# [YOUR TASK]
Render the listing below as a JSON list of strings, one string per line and no blank lines. Begin at its first line and stop after the line that contains "- series-color-swatch: [419, 35, 428, 44]".

* Start DATA EXTRACT *

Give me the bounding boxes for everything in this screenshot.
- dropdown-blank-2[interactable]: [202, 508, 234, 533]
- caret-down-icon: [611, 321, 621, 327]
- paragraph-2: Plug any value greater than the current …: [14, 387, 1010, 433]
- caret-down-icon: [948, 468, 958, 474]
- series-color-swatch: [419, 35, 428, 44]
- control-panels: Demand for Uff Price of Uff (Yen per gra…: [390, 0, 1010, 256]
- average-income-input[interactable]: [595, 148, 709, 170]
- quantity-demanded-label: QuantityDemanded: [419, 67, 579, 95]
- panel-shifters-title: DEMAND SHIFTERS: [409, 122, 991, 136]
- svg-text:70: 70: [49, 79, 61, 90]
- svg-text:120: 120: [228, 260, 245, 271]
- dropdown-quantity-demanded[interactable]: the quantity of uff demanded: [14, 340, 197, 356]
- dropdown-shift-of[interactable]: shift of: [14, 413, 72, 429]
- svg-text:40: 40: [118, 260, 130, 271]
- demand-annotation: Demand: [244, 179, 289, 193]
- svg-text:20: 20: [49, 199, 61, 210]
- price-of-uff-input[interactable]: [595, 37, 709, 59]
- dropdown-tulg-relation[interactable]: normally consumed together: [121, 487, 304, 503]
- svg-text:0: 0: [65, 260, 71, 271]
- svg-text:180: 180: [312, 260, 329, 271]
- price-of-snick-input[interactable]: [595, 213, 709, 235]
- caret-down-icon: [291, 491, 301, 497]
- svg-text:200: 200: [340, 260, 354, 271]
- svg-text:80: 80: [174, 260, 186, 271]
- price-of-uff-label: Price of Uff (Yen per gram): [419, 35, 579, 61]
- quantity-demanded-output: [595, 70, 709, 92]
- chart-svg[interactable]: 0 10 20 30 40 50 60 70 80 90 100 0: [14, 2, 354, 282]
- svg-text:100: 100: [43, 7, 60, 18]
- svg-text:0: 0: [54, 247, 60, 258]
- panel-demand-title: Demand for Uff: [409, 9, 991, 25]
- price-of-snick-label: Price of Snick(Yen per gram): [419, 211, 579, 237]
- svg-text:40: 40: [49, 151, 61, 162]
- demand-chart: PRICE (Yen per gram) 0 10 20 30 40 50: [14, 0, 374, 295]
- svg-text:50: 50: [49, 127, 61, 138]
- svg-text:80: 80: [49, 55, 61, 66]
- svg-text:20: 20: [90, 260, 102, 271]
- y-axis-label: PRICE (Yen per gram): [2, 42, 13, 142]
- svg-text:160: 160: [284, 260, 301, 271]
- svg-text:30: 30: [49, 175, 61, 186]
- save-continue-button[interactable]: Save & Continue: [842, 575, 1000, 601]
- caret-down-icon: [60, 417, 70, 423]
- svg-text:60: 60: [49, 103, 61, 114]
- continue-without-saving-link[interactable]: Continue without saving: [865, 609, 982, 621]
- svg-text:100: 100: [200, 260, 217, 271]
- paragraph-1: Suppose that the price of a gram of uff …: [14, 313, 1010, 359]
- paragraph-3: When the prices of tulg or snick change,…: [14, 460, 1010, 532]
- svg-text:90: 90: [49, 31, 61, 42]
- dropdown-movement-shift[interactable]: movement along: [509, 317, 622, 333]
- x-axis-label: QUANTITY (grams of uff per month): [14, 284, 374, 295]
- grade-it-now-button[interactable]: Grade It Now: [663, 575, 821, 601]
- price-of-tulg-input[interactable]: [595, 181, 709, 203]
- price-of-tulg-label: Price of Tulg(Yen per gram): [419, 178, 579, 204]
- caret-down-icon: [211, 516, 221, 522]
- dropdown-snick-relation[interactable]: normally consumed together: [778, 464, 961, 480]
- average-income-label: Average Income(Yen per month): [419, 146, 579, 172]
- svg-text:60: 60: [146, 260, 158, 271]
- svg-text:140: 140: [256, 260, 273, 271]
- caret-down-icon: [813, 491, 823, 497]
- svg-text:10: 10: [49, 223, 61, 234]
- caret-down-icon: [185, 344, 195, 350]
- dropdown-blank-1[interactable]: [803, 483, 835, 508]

* End DATA EXTRACT *

# [THE REPLY]
[
  "Give me the bounding boxes for everything in this screenshot.",
  "- dropdown-blank-2[interactable]: [202, 508, 234, 533]",
  "- caret-down-icon: [611, 321, 621, 327]",
  "- paragraph-2: Plug any value greater than the current …: [14, 387, 1010, 433]",
  "- caret-down-icon: [948, 468, 958, 474]",
  "- series-color-swatch: [419, 35, 428, 44]"
]